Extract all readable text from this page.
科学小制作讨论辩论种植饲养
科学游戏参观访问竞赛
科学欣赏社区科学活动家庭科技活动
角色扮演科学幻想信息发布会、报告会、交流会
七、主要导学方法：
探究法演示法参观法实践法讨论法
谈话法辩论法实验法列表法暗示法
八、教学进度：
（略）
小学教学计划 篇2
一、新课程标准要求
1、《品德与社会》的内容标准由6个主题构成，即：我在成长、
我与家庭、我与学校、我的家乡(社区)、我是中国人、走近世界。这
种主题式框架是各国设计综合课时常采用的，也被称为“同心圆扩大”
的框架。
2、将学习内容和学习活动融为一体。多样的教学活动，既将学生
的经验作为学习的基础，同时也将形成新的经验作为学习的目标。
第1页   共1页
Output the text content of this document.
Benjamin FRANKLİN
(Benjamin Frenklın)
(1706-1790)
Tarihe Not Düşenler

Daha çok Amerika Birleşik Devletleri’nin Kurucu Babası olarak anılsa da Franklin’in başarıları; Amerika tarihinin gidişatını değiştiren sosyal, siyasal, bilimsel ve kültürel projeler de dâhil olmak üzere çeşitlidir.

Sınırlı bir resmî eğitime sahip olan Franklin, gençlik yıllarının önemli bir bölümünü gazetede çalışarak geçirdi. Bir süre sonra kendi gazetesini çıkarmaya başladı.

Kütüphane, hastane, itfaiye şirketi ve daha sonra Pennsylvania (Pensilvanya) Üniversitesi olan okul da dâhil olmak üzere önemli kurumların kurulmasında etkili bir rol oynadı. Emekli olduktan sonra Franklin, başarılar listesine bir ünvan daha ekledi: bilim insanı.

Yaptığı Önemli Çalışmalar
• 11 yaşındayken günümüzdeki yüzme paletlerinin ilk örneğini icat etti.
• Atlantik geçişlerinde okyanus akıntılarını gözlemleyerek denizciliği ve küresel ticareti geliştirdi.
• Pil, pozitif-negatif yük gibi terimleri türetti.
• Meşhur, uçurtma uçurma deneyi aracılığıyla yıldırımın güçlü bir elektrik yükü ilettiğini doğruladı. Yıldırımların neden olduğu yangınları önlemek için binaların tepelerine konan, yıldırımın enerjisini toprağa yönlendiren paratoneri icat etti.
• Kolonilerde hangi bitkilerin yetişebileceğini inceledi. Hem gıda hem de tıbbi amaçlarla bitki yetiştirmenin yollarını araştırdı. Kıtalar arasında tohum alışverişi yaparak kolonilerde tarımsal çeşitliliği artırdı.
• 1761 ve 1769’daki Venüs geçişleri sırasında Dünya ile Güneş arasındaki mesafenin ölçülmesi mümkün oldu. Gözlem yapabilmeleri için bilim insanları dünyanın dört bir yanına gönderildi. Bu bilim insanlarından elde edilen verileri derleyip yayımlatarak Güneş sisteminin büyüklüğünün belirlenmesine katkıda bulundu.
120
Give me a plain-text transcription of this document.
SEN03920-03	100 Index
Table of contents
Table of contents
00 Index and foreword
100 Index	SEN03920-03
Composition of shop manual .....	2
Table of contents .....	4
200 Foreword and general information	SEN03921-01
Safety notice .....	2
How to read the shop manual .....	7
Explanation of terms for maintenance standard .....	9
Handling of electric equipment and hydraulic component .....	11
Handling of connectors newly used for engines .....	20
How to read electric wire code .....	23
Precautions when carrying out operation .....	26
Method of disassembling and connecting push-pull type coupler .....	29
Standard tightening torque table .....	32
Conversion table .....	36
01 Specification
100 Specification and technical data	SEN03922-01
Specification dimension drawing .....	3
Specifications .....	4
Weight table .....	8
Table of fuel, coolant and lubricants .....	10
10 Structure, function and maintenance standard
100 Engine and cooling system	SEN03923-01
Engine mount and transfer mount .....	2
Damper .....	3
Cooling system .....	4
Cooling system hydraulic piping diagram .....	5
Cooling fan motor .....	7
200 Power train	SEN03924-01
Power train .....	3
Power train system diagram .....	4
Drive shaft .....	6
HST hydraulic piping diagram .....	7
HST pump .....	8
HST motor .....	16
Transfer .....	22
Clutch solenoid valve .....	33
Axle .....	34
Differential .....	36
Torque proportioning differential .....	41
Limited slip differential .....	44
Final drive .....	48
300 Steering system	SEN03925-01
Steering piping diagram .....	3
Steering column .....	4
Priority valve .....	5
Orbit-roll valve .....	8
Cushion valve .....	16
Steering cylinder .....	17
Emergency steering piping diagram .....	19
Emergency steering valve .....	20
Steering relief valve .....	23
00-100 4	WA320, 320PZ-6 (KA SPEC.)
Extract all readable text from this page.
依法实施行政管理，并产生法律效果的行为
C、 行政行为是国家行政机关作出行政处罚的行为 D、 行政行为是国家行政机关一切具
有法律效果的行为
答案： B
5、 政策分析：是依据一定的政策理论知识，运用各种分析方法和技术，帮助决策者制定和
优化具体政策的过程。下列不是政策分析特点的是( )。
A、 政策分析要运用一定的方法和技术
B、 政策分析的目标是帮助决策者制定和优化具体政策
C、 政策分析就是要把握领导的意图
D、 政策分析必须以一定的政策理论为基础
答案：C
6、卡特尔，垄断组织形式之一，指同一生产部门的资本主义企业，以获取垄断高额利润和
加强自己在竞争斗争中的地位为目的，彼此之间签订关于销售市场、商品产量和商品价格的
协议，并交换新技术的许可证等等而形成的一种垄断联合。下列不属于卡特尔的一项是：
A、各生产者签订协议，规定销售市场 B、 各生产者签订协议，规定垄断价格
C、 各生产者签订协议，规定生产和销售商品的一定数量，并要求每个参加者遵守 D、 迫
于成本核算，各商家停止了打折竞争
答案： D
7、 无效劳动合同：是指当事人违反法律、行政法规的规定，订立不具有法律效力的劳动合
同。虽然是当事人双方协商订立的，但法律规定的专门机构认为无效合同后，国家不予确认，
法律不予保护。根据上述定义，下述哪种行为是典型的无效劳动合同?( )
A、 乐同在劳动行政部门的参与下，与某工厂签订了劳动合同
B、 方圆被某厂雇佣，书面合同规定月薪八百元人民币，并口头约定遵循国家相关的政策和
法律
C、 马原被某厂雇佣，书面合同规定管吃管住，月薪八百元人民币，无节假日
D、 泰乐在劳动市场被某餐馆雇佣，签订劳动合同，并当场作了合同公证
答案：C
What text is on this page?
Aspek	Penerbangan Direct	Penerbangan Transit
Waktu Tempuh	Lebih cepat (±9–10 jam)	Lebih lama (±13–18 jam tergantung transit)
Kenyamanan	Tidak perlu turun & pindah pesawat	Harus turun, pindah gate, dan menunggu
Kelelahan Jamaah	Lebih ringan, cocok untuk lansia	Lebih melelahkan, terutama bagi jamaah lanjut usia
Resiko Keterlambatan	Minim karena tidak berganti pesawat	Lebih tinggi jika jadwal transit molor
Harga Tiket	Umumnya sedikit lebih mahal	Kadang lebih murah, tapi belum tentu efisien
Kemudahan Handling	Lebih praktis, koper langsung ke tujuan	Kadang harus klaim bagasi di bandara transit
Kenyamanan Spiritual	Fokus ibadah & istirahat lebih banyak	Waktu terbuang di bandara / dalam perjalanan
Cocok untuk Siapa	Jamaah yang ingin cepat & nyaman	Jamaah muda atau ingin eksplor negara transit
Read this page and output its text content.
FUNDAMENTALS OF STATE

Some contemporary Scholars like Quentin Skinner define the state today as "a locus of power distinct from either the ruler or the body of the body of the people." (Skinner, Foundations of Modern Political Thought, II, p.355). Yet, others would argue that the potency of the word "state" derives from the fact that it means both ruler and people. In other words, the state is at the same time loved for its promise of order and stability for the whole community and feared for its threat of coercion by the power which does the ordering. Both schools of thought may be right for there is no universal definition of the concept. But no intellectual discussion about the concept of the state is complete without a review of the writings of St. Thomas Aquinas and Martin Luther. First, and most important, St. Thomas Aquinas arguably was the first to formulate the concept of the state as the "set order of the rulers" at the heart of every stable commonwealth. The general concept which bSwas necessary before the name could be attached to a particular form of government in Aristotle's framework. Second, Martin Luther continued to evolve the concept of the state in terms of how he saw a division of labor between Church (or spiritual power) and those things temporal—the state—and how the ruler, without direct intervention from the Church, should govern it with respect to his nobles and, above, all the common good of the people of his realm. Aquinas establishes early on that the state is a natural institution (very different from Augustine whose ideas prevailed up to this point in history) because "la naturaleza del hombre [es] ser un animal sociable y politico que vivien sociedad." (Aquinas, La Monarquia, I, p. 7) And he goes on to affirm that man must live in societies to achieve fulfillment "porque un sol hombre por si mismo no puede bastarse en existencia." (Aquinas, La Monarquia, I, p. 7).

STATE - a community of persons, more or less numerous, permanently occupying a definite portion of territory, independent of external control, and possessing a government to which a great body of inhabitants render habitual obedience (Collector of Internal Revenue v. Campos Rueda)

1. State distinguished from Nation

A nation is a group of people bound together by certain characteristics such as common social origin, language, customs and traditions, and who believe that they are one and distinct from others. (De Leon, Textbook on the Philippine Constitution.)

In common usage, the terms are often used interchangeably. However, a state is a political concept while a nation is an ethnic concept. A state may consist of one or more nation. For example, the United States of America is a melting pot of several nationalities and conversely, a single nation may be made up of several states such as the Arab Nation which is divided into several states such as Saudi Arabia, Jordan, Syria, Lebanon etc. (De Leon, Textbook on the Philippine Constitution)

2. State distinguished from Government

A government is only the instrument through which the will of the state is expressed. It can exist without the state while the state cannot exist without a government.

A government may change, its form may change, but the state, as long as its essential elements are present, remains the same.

=-=-=-=-=

Collect each line above holding the string "document".

Output the text content of this document.
Give me a plain-text transcription of this document.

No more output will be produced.